### Task goal
Repeat the whole listing below, word for word.

### Dataset records

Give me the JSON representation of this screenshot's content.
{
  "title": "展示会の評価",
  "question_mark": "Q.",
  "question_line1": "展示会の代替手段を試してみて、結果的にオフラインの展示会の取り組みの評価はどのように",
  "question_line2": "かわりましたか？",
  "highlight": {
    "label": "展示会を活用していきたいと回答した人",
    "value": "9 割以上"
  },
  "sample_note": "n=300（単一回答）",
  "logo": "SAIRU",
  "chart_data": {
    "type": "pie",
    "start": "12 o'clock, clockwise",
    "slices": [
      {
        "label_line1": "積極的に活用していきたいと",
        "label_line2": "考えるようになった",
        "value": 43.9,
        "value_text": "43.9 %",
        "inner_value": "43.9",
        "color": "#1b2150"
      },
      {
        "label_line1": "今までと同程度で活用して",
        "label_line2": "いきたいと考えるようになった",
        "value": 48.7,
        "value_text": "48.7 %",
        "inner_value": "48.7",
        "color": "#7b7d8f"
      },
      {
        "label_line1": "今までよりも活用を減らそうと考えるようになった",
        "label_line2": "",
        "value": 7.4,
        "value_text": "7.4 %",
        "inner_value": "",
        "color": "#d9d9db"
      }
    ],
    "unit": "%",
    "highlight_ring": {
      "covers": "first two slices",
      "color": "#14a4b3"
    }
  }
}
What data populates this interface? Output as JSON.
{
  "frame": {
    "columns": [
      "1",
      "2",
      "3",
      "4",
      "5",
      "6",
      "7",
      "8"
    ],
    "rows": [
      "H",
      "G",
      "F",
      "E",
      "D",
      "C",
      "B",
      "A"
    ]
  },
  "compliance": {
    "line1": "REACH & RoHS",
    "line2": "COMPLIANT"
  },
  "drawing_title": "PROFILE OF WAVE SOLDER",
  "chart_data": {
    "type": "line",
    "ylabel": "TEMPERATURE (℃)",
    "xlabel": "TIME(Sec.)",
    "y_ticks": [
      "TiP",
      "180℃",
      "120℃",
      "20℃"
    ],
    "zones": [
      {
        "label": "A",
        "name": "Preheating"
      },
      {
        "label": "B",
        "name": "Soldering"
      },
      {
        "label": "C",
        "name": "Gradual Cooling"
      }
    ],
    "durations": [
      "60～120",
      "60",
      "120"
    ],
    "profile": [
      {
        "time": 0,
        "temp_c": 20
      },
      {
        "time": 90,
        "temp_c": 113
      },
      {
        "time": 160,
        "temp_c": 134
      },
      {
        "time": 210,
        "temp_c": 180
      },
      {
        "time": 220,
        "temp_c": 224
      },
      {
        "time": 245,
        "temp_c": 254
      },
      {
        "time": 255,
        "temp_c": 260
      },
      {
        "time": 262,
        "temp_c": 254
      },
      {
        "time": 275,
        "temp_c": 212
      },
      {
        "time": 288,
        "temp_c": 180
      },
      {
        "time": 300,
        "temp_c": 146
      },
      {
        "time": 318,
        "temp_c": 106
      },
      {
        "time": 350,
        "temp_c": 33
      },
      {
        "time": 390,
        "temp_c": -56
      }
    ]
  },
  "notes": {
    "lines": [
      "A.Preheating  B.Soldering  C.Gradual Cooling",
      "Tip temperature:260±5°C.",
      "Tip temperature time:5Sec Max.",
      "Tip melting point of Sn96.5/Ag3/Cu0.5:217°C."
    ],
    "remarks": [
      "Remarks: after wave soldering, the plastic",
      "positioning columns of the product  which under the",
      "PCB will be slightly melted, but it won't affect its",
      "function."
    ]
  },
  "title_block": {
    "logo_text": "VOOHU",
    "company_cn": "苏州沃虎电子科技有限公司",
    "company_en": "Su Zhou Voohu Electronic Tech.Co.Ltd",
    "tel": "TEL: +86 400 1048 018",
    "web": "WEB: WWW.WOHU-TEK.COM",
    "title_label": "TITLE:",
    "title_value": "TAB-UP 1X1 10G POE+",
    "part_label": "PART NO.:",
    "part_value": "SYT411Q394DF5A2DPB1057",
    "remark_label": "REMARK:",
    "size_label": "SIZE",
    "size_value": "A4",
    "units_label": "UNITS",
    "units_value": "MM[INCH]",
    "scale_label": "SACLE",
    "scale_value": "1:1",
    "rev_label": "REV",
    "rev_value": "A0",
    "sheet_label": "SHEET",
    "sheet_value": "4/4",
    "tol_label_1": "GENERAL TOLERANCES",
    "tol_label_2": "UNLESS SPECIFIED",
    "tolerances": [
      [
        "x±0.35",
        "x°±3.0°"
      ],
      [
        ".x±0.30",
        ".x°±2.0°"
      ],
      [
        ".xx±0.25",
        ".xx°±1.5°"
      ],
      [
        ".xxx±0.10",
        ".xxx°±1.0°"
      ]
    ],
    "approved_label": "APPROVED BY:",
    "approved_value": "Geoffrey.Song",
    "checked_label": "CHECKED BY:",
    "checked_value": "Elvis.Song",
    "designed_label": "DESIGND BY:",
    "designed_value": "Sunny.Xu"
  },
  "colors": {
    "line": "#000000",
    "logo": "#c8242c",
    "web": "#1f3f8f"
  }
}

### Task result
Give me the JSON representation of this screenshot's content.
{
  "title": "展示会の評価",
  "question_mark": "Q.",
  "question_line1": "展示会の代替手段を試してみて、結果的にオフラインの展示会の取り組みの評価はどのように",
  "question_line2": "かわりましたか？",
  "highlight": {
    "label": "展示会を活用していきたいと回答した人",
    "value": "9 割以上"
  },
  "sample_note": "n=300（単一回答）",
  "logo": "SAIRU",
  "chart_data": {
    "type": "pie",
    "start": "12 o'clock, clockwise",
    "slices": [
      {
        "label_line1": "積極的に活用していきたいと",
        "label_line2": "考えるようになった",
        "value": 43.9,
        "value_text": "43.9 %",
        "inner_value": "43.9",
        "color": "#1b2150"
      },
      {
        "label_line1": "今までと同程度で活用して",
        "label_line2": "いきたいと考えるようになった",
        "value": 48.7,
        "value_text": "48.7 %",
        "inner_value": "48.7",
        "color": "#7b7d8f"
      },
      {
        "label_line1": "今までよりも活用を減らそうと考えるようになった",
        "label_line2": "",
        "value": 7.4,
        "value_text": "7.4 %",
        "inner_value": "",
        "color": "#d9d9db"
      }
    ],
    "unit": "%",
    "highlight_ring": {
      "covers": "first two slices",
      "color": "#14a4b3"
    }
  }
}
What data populates this interface? Output as JSON.
{
  "frame": {
    "columns": [
      "1",
      "2",
      "3",
      "4",
      "5",
      "6",
      "7",
      "8"
    ],
    "rows": [
      "H",
      "G",
      "F",
      "E",
      "D",
      "C",
      "B",
      "A"
    ]
  },
  "compliance": {
    "line1": "REACH & RoHS",
    "line2": "COMPLIANT"
  },
  "drawing_title": "PROFILE OF WAVE SOLDER",
  "chart_data": {
    "type": "line",
    "ylabel": "TEMPERATURE (℃)",
    "xlabel": "TIME(Sec.)",
    "y_ticks": [
      "TiP",
      "180℃",
      "120℃",
      "20℃"
    ],
    "zones": [
      {
        "label": "A",
        "name": "Preheating"
      },
      {
        "label": "B",
        "name": "Soldering"
      },
      {
        "label": "C",
        "name": "Gradual Cooling"
      }
    ],
    "durations": [
      "60～120",
      "60",
      "120"
    ],
    "profile": [
      {
        "time": 0,
        "temp_c": 20
      },
      {
        "time": 90,
        "temp_c": 113
      },
      {
        "time": 160,
        "temp_c": 134
      },
      {
        "time": 210,
        "temp_c": 180
      },
      {
        "time": 220,
        "temp_c": 224
      },
      {
        "time": 245,
        "temp_c": 254
      },
      {
        "time": 255,
        "temp_c": 260
      },
      {
        "time": 262,
        "temp_c": 254
      },
      {
        "time": 275,
        "temp_c": 212
      },
      {
        "time": 288,
        "temp_c": 180
      },
      {
        "time": 300,
        "temp_c": 146
      },
      {
        "time": 318,
        "temp_c": 106
      },
      {
        "time": 350,
        "temp_c": 33
      },
      {
        "time": 390,
        "temp_c": -56
      }
    ]
  },
  "notes": {
    "lines": [
      "A.Preheating  B.Soldering  C.Gradual Cooling",
      "Tip temperature:260±5°C.",
      "Tip temperature time:5Sec Max.",
      "Tip melting point of Sn96.5/Ag3/Cu0.5:217°C."
    ],
    "remarks": [
      "Remarks: after wave soldering, the plastic",
      "positioning columns of the product  which under the",
      "PCB will be slightly melted, but it won't affect its",
      "function."
    ]
  },
  "title_block": {
    "logo_text": "VOOHU",
    "company_cn": "苏州沃虎电子科技有限公司",
    "company_en": "Su Zhou Voohu Electronic Tech.Co.Ltd",
    "tel": "TEL: +86 400 1048 018",
    "web": "WEB: WWW.WOHU-TEK.COM",
    "title_label": "TITLE:",
    "title_value": "TAB-UP 1X1 10G POE+",
    "part_label": "PART NO.:",
    "part_value": "SYT411Q394DF5A2DPB1057",
    "remark_label": "REMARK:",
    "size_label": "SIZE",
    "size_value": "A4",
    "units_label": "UNITS",
    "units_value": "MM[INCH]",
    "scale_label": "SACLE",
    "scale_value": "1:1",
    "rev_label": "REV",
    "rev_value": "A0",
    "sheet_label": "SHEET",
    "sheet_value": "4/4",
    "tol_label_1": "GENERAL TOLERANCES",
    "tol_label_2": "UNLESS SPECIFIED",
    "tolerances": [
      [
        "x±0.35",
        "x°±3.0°"
      ],
      [
        ".x±0.30",
        ".x°±2.0°"
      ],
      [
        ".xx±0.25",
        ".xx°±1.5°"
      ],
      [
        ".xxx±0.10",
        ".xxx°±1.0°"
      ]
    ],
    "approved_label": "APPROVED BY:",
    "approved_value": "Geoffrey.Song",
    "checked_label": "CHECKED BY:",
    "checked_value": "Elvis.Song",
    "designed_label": "DESIGND BY:",
    "designed_value": "Sunny.Xu"
  },
  "colors": {
    "line": "#000000",
    "logo": "#c8242c",
    "web": "#1f3f8f"
  }
}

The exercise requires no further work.